* BEGIN TASK MATERIAL *

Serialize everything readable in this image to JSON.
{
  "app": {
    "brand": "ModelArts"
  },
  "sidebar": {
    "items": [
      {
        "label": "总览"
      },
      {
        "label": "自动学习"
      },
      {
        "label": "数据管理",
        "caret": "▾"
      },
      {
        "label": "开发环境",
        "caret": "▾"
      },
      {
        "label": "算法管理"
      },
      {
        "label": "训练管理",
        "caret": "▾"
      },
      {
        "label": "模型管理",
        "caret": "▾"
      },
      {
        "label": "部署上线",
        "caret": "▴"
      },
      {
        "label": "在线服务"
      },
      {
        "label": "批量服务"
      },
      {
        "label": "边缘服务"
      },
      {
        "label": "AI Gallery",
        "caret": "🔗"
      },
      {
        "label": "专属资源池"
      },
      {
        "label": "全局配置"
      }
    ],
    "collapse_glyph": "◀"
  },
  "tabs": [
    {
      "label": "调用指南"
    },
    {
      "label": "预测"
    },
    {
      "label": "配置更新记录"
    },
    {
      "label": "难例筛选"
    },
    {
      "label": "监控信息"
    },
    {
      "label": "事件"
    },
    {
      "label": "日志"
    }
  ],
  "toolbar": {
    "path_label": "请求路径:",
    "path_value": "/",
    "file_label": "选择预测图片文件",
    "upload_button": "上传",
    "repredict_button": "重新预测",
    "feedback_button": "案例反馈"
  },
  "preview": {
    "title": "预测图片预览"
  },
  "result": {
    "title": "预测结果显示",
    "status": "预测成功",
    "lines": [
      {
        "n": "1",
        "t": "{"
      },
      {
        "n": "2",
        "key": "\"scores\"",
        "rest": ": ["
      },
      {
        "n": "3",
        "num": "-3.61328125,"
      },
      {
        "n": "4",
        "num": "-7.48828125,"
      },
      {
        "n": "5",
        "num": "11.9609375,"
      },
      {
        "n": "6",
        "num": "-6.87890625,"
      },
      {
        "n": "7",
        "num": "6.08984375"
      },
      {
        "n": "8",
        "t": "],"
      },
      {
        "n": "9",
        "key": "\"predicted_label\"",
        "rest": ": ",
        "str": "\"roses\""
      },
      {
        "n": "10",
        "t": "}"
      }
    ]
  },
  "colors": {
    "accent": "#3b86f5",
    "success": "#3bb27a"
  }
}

* END TASK MATERIAL *

◆ **GIVEN TASK**: Repeat the material above in full, keeping every word.

◆ **SOLVED PROBLEM**:
Serialize everything readable in this image to JSON.
{
  "app": {
    "brand": "ModelArts"
  },
  "sidebar": {
    "items": [
      {
        "label": "总览"
      },
      {
        "label": "自动学习"
      },
      {
        "label": "数据管理",
        "caret": "▾"
      },
      {
        "label": "开发环境",
        "caret": "▾"
      },
      {
        "label": "算法管理"
      },
      {
        "label": "训练管理",
        "caret": "▾"
      },
      {
        "label": "模型管理",
        "caret": "▾"
      },
      {
        "label": "部署上线",
        "caret": "▴"
      },
      {
        "label": "在线服务"
      },
      {
        "label": "批量服务"
      },
      {
        "label": "边缘服务"
      },
      {
        "label": "AI Gallery",
        "caret": "🔗"
      },
      {
        "label": "专属资源池"
      },
      {
        "label": "全局配置"
      }
    ],
    "collapse_glyph": "◀"
  },
  "tabs": [
    {
      "label": "调用指南"
    },
    {
      "label": "预测"
    },
    {
      "label": "配置更新记录"
    },
    {
      "label": "难例筛选"
    },
    {
      "label": "监控信息"
    },
    {
      "label": "事件"
    },
    {
      "label": "日志"
    }
  ],
  "toolbar": {
    "path_label": "请求路径:",
    "path_value": "/",
    "file_label": "选择预测图片文件",
    "upload_button": "上传",
    "repredict_button": "重新预测",
    "feedback_button": "案例反馈"
  },
  "preview": {
    "title": "预测图片预览"
  },
  "result": {
    "title": "预测结果显示",
    "status": "预测成功",
    "lines": [
      {
        "n": "1",
        "t": "{"
      },
      {
        "n": "2",
        "key": "\"scores\"",
        "rest": ": ["
      },
      {
        "n": "3",
        "num": "-3.61328125,"
      },
      {
        "n": "4",
        "num": "-7.48828125,"
      },
      {
        "n": "5",
        "num": "11.9609375,"
      },
      {
        "n": "6",
        "num": "-6.87890625,"
      },
      {
        "n": "7",
        "num": "6.08984375"
      },
      {
        "n": "8",
        "t": "],"
      },
      {
        "n": "9",
        "key": "\"predicted_label\"",
        "rest": ": ",
        "str": "\"roses\""
      },
      {
        "n": "10",
        "t": "}"
      }
    ]
  },
  "colors": {
    "accent": "#3b86f5",
    "success": "#3bb27a"
  }
}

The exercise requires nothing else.